- _Objective_
Reproduce every one of the rows below word for word, changing nothing.

- _Entries_

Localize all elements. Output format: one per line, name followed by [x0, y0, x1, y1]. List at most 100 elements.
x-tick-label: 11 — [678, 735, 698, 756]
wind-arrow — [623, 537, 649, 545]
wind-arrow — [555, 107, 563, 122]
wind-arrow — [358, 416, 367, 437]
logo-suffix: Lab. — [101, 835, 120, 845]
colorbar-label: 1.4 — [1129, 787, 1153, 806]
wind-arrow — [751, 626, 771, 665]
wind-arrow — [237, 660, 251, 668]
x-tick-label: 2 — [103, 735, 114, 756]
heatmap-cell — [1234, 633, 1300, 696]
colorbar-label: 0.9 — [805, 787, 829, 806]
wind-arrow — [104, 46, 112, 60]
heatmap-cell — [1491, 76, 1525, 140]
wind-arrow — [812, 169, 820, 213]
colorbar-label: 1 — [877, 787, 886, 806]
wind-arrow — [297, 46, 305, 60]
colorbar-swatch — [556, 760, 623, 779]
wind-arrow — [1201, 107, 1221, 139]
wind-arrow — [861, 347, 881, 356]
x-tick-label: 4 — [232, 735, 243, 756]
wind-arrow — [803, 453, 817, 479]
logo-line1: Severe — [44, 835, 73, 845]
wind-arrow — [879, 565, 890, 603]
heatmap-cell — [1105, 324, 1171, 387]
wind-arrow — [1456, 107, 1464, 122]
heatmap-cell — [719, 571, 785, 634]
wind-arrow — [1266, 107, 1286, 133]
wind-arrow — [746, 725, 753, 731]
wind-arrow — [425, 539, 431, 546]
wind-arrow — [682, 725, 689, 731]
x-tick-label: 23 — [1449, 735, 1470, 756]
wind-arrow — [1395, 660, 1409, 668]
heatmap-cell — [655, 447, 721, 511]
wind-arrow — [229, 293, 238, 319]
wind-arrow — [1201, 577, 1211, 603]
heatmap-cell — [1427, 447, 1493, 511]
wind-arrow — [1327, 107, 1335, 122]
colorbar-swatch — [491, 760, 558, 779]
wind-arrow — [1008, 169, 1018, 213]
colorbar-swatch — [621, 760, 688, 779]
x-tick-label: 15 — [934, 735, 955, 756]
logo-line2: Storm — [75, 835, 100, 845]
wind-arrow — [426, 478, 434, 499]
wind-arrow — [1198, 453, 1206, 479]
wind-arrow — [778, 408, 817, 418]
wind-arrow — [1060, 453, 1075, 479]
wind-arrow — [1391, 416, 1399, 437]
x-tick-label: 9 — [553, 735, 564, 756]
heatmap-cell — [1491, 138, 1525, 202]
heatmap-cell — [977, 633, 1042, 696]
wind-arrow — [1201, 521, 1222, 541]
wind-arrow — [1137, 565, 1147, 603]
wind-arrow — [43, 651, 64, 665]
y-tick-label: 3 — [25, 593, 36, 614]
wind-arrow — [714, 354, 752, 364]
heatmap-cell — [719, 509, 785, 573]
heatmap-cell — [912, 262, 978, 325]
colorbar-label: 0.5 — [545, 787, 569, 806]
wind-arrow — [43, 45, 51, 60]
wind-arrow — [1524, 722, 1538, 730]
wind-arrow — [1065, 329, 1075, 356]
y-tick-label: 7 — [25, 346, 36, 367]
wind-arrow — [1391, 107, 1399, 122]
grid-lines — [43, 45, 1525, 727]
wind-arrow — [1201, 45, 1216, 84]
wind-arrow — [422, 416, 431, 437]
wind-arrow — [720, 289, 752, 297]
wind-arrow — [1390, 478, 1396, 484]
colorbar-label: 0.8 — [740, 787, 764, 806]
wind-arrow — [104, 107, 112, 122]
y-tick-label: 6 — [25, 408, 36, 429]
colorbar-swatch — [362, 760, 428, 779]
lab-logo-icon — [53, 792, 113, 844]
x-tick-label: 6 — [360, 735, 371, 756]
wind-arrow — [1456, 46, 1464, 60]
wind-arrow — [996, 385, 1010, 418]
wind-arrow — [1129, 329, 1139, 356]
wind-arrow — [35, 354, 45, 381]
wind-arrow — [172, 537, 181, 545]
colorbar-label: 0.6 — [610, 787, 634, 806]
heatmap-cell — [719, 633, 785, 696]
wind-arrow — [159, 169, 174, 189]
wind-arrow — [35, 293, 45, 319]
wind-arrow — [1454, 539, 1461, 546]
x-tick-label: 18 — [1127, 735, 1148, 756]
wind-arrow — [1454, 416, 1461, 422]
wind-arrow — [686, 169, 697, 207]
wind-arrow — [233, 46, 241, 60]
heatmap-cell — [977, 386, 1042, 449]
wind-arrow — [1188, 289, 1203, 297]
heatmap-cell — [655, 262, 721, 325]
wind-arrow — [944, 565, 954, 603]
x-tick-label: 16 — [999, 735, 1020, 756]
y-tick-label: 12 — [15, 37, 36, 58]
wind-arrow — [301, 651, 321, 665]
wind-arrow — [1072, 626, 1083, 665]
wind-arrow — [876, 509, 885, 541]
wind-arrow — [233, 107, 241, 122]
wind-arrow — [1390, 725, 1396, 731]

- _Written response_
Localize all elements. Output format: one per line, name followed by [x0, y0, x1, y1]. List at most 100 elements.
x-tick-label: 11 — [678, 735, 698, 756]
wind-arrow — [623, 537, 649, 545]
wind-arrow — [555, 107, 563, 122]
wind-arrow — [358, 416, 367, 437]
logo-suffix: Lab. — [101, 835, 120, 845]
colorbar-label: 1.4 — [1129, 787, 1153, 806]
wind-arrow — [751, 626, 771, 665]
wind-arrow — [237, 660, 251, 668]
x-tick-label: 2 — [103, 735, 114, 756]
heatmap-cell — [1234, 633, 1300, 696]
colorbar-label: 0.9 — [805, 787, 829, 806]
wind-arrow — [104, 46, 112, 60]
heatmap-cell — [1491, 76, 1525, 140]
wind-arrow — [812, 169, 820, 213]
colorbar-label: 1 — [877, 787, 886, 806]
wind-arrow — [297, 46, 305, 60]
colorbar-swatch — [556, 760, 623, 779]
wind-arrow — [1201, 107, 1221, 139]
wind-arrow — [861, 347, 881, 356]
x-tick-label: 4 — [232, 735, 243, 756]
wind-arrow — [803, 453, 817, 479]
logo-line1: Severe — [44, 835, 73, 845]
wind-arrow — [879, 565, 890, 603]
heatmap-cell — [1105, 324, 1171, 387]
wind-arrow — [1456, 107, 1464, 122]
heatmap-cell — [719, 571, 785, 634]
wind-arrow — [1266, 107, 1286, 133]
wind-arrow — [746, 725, 753, 731]
wind-arrow — [425, 539, 431, 546]
wind-arrow — [682, 725, 689, 731]
x-tick-label: 23 — [1449, 735, 1470, 756]
wind-arrow — [1395, 660, 1409, 668]
heatmap-cell — [655, 447, 721, 511]
wind-arrow — [229, 293, 238, 319]
wind-arrow — [1201, 577, 1211, 603]
heatmap-cell — [1427, 447, 1493, 511]
wind-arrow — [1327, 107, 1335, 122]
colorbar-swatch — [491, 760, 558, 779]
wind-arrow — [1008, 169, 1018, 213]
colorbar-swatch — [621, 760, 688, 779]
x-tick-label: 15 — [934, 735, 955, 756]
logo-line2: Storm — [75, 835, 100, 845]
wind-arrow — [426, 478, 434, 499]
wind-arrow — [1198, 453, 1206, 479]
wind-arrow — [778, 408, 817, 418]
wind-arrow — [1060, 453, 1075, 479]
wind-arrow — [1391, 416, 1399, 437]
x-tick-label: 9 — [553, 735, 564, 756]
heatmap-cell — [1491, 138, 1525, 202]
heatmap-cell — [977, 633, 1042, 696]
wind-arrow — [1201, 521, 1222, 541]
wind-arrow — [1137, 565, 1147, 603]
wind-arrow — [43, 651, 64, 665]
y-tick-label: 3 — [25, 593, 36, 614]
wind-arrow — [714, 354, 752, 364]
heatmap-cell — [719, 509, 785, 573]
heatmap-cell — [912, 262, 978, 325]
colorbar-label: 0.5 — [545, 787, 569, 806]
wind-arrow — [43, 45, 51, 60]
wind-arrow — [1524, 722, 1538, 730]
wind-arrow — [1065, 329, 1075, 356]
y-tick-label: 7 — [25, 346, 36, 367]
wind-arrow — [1391, 107, 1399, 122]
grid-lines — [43, 45, 1525, 727]
wind-arrow — [1201, 45, 1216, 84]
wind-arrow — [422, 416, 431, 437]
wind-arrow — [720, 289, 752, 297]
wind-arrow — [1390, 478, 1396, 484]
colorbar-label: 0.8 — [740, 787, 764, 806]
wind-arrow — [104, 107, 112, 122]
y-tick-label: 6 — [25, 408, 36, 429]
colorbar-swatch — [362, 760, 428, 779]
lab-logo-icon — [53, 792, 113, 844]
x-tick-label: 6 — [360, 735, 371, 756]
wind-arrow — [1456, 46, 1464, 60]
wind-arrow — [996, 385, 1010, 418]
wind-arrow — [1129, 329, 1139, 356]
wind-arrow — [35, 354, 45, 381]
wind-arrow — [172, 537, 181, 545]
colorbar-label: 0.6 — [610, 787, 634, 806]
heatmap-cell — [719, 633, 785, 696]
wind-arrow — [159, 169, 174, 189]
wind-arrow — [35, 293, 45, 319]
wind-arrow — [1454, 539, 1461, 546]
x-tick-label: 18 — [1127, 735, 1148, 756]
wind-arrow — [1454, 416, 1461, 422]
wind-arrow — [686, 169, 697, 207]
wind-arrow — [233, 46, 241, 60]
heatmap-cell — [977, 386, 1042, 449]
wind-arrow — [1188, 289, 1203, 297]
heatmap-cell — [655, 262, 721, 325]
wind-arrow — [944, 565, 954, 603]
x-tick-label: 16 — [999, 735, 1020, 756]
y-tick-label: 12 — [15, 37, 36, 58]
wind-arrow — [301, 651, 321, 665]
wind-arrow — [1072, 626, 1083, 665]
wind-arrow — [876, 509, 885, 541]
wind-arrow — [233, 107, 241, 122]
wind-arrow — [1390, 725, 1396, 731]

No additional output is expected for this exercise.